* **Task details**: Retype every entry exactly, character for character.

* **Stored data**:
-------------------------
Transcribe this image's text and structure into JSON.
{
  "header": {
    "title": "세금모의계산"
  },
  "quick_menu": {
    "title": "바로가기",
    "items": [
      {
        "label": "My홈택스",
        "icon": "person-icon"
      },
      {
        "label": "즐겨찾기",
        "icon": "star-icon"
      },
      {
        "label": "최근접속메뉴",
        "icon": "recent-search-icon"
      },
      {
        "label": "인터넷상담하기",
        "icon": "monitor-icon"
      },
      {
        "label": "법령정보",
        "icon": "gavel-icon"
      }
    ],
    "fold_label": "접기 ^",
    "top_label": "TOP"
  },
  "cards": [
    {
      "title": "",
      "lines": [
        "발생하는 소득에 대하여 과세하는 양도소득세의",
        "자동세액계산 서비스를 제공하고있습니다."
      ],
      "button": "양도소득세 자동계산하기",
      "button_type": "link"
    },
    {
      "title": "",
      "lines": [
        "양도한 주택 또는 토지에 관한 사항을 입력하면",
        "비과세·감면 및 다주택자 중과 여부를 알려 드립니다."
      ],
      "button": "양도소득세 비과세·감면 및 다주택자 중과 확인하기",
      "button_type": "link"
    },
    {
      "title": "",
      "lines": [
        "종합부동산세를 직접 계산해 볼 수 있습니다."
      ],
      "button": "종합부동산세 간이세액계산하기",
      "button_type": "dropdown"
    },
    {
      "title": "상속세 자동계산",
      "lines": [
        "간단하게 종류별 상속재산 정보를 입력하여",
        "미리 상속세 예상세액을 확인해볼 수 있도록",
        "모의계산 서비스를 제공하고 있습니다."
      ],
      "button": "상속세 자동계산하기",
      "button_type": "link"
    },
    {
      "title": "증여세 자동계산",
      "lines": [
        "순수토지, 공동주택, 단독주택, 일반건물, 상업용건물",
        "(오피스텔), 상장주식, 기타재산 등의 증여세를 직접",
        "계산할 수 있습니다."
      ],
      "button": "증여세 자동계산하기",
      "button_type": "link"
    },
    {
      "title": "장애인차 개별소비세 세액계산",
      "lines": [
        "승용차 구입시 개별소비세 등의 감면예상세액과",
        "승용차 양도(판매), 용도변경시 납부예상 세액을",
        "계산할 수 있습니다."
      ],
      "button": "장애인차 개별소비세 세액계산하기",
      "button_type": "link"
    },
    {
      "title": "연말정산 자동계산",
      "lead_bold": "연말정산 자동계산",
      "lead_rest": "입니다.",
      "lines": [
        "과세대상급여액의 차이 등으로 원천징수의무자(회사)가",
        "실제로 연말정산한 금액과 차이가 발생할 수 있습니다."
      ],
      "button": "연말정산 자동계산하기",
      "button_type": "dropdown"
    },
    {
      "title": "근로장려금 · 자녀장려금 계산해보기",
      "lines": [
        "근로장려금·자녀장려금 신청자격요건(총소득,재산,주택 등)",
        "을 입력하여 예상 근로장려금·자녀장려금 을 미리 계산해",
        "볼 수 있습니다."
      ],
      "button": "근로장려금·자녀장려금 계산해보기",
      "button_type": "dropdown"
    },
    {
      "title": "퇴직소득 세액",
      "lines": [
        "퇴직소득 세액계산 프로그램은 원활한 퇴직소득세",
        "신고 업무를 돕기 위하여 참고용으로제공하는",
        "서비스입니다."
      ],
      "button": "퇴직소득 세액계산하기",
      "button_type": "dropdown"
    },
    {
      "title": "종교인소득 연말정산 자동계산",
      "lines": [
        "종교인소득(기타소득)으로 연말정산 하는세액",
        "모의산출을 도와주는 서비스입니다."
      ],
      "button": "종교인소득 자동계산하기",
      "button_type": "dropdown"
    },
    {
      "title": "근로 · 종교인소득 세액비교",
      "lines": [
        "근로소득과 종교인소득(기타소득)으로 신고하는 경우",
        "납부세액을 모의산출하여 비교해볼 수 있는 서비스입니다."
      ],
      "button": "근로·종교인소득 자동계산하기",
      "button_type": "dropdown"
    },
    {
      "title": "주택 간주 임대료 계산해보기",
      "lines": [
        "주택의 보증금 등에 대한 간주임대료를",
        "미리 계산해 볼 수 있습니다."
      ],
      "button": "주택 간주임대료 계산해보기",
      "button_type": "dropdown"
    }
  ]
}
-------------------------
* **Completed task**:
Transcribe this image's text and structure into JSON.
{
  "header": {
    "title": "세금모의계산"
  },
  "quick_menu": {
    "title": "바로가기",
    "items": [
      {
        "label": "My홈택스",
        "icon": "person-icon"
      },
      {
        "label": "즐겨찾기",
        "icon": "star-icon"
      },
      {
        "label": "최근접속메뉴",
        "icon": "recent-search-icon"
      },
      {
        "label": "인터넷상담하기",
        "icon": "monitor-icon"
      },
      {
        "label": "법령정보",
        "icon": "gavel-icon"
      }
    ],
    "fold_label": "접기 ^",
    "top_label": "TOP"
  },
  "cards": [
    {
      "title": "",
      "lines": [
        "발생하는 소득에 대하여 과세하는 양도소득세의",
        "자동세액계산 서비스를 제공하고있습니다."
      ],
      "button": "양도소득세 자동계산하기",
      "button_type": "link"
    },
    {
      "title": "",
      "lines": [
        "양도한 주택 또는 토지에 관한 사항을 입력하면",
        "비과세·감면 및 다주택자 중과 여부를 알려 드립니다."
      ],
      "button": "양도소득세 비과세·감면 및 다주택자 중과 확인하기",
      "button_type": "link"
    },
    {
      "title": "",
      "lines": [
        "종합부동산세를 직접 계산해 볼 수 있습니다."
      ],
      "button": "종합부동산세 간이세액계산하기",
      "button_type": "dropdown"
    },
    {
      "title": "상속세 자동계산",
      "lines": [
        "간단하게 종류별 상속재산 정보를 입력하여",
        "미리 상속세 예상세액을 확인해볼 수 있도록",
        "모의계산 서비스를 제공하고 있습니다."
      ],
      "button": "상속세 자동계산하기",
      "button_type": "link"
    },
    {
      "title": "증여세 자동계산",
      "lines": [
        "순수토지, 공동주택, 단독주택, 일반건물, 상업용건물",
        "(오피스텔), 상장주식, 기타재산 등의 증여세를 직접",
        "계산할 수 있습니다."
      ],
      "button": "증여세 자동계산하기",
      "button_type": "link"
    },
    {
      "title": "장애인차 개별소비세 세액계산",
      "lines": [
        "승용차 구입시 개별소비세 등의 감면예상세액과",
        "승용차 양도(판매), 용도변경시 납부예상 세액을",
        "계산할 수 있습니다."
      ],
      "button": "장애인차 개별소비세 세액계산하기",
      "button_type": "link"
    },
    {
      "title": "연말정산 자동계산",
      "lead_bold": "연말정산 자동계산",
      "lead_rest": "입니다.",
      "lines": [
        "과세대상급여액의 차이 등으로 원천징수의무자(회사)가",
        "실제로 연말정산한 금액과 차이가 발생할 수 있습니다."
      ],
      "button": "연말정산 자동계산하기",
      "button_type": "dropdown"
    },
    {
      "title": "근로장려금 · 자녀장려금 계산해보기",
      "lines": [
        "근로장려금·자녀장려금 신청자격요건(총소득,재산,주택 등)",
        "을 입력하여 예상 근로장려금·자녀장려금 을 미리 계산해",
        "볼 수 있습니다."
      ],
      "button": "근로장려금·자녀장려금 계산해보기",
      "button_type": "dropdown"
    },
    {
      "title": "퇴직소득 세액",
      "lines": [
        "퇴직소득 세액계산 프로그램은 원활한 퇴직소득세",
        "신고 업무를 돕기 위하여 참고용으로제공하는",
        "서비스입니다."
      ],
      "button": "퇴직소득 세액계산하기",
      "button_type": "dropdown"
    },
    {
      "title": "종교인소득 연말정산 자동계산",
      "lines": [
        "종교인소득(기타소득)으로 연말정산 하는세액",
        "모의산출을 도와주는 서비스입니다."
      ],
      "button": "종교인소득 자동계산하기",
      "button_type": "dropdown"
    },
    {
      "title": "근로 · 종교인소득 세액비교",
      "lines": [
        "근로소득과 종교인소득(기타소득)으로 신고하는 경우",
        "납부세액을 모의산출하여 비교해볼 수 있는 서비스입니다."
      ],
      "button": "근로·종교인소득 자동계산하기",
      "button_type": "dropdown"
    },
    {
      "title": "주택 간주 임대료 계산해보기",
      "lines": [
        "주택의 보증금 등에 대한 간주임대료를",
        "미리 계산해 볼 수 있습니다."
      ],
      "button": "주택 간주임대료 계산해보기",
      "button_type": "dropdown"
    }
  ]
}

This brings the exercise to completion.